Ukraine: Adventists tell stories of hope, part 4

A view of the city of Sloviansk (credit: D. Mishenin)

Donetsk, Ukraine, July 30, 2014 [Adventist Review; CD EUDNews]. Everyone in eastern Ukraine has been affected by the three months of unrest, and pastors have found it especially difficult to meet with their congregations.

July 31, 2014 | Adventist Review; CD EUDNews

Donetsk, Ukraine [Adventist Review; CD EUDNews]. Everyone in eastern Ukraine has been affected by the three months of unrest, and pastors have found it especially difficult to meet with their congregations.

Lev P. Vertylo, president of the Eastern Ukrainian Mission, had to drive through a total of 16 manned checkpoints during a recent trip to check on local churches. Armed men at 10 of the checkpoints pointed guns at his chest — and once at his head — and demanded money and weapons.

## EXERCISE TASK 1:
In the article about Adventists in eastern Ukraine, how many manned checkpoints did Lev P. Vertylo drive through on his recent trip?
## EXERCISE TASK 2:
Write out the part of the article about Adventists in eastern Ukraine that opens with the words containing "A view of the" and closes with "money and weapons.".

## INFORMATION GIVEN:
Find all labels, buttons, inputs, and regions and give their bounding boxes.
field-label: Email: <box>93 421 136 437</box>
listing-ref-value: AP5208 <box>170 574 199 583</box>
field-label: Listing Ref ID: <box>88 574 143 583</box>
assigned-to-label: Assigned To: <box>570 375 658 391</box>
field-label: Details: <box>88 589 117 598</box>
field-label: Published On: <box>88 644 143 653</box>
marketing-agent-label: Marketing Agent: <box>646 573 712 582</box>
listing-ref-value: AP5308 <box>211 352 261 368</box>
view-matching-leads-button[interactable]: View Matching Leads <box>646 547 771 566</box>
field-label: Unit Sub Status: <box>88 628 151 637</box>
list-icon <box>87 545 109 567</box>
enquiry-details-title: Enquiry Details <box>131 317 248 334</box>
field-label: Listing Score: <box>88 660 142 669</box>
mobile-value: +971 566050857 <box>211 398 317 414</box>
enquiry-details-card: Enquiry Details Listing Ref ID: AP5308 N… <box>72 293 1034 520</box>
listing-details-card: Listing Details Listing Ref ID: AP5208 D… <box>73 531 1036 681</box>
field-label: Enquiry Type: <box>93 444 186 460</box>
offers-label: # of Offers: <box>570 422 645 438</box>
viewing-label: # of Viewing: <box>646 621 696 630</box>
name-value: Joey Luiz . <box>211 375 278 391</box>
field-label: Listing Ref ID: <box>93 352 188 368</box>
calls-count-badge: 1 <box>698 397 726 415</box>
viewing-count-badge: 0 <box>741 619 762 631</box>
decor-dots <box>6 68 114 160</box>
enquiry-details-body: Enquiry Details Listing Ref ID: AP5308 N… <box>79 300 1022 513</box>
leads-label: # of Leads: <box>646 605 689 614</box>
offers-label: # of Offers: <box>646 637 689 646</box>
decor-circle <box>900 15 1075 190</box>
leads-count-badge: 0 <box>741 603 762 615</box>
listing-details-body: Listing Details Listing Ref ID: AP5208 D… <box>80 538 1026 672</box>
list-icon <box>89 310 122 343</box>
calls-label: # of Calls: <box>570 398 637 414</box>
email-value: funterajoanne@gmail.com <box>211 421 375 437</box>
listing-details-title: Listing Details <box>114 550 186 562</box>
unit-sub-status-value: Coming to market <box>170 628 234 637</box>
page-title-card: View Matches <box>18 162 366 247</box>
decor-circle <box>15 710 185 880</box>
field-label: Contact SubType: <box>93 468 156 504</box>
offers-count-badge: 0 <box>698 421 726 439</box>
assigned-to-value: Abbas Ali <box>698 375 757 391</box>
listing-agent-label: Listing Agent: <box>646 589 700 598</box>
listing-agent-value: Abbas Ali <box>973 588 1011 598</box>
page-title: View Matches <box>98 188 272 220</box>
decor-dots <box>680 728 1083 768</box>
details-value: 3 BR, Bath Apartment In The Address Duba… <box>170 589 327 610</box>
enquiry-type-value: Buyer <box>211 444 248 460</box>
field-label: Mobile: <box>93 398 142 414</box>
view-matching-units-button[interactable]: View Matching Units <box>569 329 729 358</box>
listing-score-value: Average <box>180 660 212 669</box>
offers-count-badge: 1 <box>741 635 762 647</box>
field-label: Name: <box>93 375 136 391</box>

* * *

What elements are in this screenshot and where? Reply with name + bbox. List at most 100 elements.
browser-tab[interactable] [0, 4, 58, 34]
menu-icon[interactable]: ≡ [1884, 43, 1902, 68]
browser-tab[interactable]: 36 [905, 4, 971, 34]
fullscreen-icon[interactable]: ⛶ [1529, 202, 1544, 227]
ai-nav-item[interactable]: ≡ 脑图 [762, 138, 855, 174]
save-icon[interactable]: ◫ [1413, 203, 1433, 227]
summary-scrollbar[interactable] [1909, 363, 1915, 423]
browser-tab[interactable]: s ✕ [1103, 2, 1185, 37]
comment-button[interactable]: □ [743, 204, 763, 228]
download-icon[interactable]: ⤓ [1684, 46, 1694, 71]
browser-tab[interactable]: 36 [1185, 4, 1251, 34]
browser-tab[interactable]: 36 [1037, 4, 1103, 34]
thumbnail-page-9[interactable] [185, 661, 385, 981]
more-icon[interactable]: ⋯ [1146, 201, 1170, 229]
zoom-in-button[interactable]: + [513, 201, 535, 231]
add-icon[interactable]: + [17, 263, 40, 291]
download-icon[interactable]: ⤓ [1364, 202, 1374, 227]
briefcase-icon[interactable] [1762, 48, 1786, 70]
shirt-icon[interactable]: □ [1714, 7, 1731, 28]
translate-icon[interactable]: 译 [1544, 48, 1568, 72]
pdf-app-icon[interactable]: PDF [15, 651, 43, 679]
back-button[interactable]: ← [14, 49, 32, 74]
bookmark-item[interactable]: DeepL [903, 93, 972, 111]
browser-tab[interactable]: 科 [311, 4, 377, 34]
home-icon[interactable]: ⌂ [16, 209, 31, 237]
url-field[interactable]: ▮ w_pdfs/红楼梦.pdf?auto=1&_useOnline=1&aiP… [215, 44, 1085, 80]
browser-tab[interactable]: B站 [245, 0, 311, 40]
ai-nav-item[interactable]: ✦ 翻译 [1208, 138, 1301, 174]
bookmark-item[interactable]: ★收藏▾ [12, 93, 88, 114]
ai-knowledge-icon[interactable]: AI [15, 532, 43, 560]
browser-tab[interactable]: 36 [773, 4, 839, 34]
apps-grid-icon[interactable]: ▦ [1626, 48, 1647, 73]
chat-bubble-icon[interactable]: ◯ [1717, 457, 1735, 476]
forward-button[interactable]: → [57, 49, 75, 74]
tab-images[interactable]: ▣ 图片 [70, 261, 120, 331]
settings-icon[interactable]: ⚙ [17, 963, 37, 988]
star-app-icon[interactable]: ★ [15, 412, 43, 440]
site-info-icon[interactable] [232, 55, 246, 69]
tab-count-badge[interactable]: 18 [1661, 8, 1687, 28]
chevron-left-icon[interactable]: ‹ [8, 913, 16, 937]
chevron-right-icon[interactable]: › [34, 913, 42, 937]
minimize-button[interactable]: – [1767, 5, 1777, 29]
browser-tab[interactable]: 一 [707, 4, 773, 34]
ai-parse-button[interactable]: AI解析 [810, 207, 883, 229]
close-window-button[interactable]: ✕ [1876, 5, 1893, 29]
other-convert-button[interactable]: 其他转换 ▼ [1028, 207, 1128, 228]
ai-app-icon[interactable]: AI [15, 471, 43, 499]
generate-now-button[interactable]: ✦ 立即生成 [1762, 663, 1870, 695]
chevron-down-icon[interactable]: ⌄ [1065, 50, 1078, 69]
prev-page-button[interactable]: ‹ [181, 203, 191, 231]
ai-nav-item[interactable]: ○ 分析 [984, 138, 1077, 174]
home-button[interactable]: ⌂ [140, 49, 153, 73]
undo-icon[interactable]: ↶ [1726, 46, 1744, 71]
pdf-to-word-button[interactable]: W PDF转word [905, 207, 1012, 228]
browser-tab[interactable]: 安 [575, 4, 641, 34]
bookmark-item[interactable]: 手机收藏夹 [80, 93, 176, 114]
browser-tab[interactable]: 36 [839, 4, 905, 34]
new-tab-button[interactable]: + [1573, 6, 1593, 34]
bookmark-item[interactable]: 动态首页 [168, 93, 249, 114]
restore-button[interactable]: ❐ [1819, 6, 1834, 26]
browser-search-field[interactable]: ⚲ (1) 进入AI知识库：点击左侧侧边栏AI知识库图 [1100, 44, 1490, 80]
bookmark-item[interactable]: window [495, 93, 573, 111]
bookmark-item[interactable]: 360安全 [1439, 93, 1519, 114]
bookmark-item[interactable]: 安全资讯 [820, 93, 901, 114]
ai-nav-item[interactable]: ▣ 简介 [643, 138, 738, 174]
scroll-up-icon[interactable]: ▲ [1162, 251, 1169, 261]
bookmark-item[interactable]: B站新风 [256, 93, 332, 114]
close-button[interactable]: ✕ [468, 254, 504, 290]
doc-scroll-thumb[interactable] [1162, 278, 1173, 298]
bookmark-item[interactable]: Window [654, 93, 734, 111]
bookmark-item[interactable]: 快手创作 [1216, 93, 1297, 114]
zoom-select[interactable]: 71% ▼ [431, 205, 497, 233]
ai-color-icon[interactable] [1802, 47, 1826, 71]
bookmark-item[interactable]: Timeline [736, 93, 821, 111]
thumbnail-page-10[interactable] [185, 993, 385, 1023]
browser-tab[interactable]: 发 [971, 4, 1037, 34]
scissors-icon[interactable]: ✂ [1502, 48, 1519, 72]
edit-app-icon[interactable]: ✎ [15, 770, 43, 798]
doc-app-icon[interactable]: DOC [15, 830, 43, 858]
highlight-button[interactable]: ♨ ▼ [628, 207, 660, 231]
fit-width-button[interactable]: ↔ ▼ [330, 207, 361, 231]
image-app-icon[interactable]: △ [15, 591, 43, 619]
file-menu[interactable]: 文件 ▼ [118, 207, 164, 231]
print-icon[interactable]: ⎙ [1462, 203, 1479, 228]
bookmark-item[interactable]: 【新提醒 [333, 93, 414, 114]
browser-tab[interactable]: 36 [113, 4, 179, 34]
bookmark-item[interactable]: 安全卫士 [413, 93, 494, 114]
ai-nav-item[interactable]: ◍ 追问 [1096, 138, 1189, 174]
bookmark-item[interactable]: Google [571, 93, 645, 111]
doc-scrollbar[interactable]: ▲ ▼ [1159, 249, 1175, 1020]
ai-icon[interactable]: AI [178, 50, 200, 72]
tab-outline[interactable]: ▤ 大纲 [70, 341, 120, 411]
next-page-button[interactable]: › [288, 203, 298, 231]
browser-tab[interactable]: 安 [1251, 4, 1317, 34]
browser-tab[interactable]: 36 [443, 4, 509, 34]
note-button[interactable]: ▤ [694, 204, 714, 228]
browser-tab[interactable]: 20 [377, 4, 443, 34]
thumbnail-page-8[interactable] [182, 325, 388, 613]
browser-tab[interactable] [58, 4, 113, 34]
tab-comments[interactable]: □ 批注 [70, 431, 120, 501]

## FINAL ANSWER 1:
16

## FINAL ANSWER 2:
A view of the city of Sloviansk (credit: D. Mishenin)

Donetsk, Ukraine, July 30, 2014 [Adventist Review; CD EUDNews]. Everyone in eastern Ukraine has been affected by the three months of unrest, and pastors have found it especially difficult to meet with their congregations.

July 31, 2014 | Adventist Review; CD EUDNews

Donetsk, Ukraine [Adventist Review; CD EUDNews]. Everyone in eastern Ukraine has been affected by the three months of unrest, and pastors have found it especially difficult to meet with their congregations.

Lev P. Vertylo, president of the Eastern Ukrainian Mission, had to drive through a total of 16 manned checkpoints during a recent trip to check on local churches. Armed men at 10 of the checkpoints pointed guns at his chest — and once at his head — and demanded money and weapons.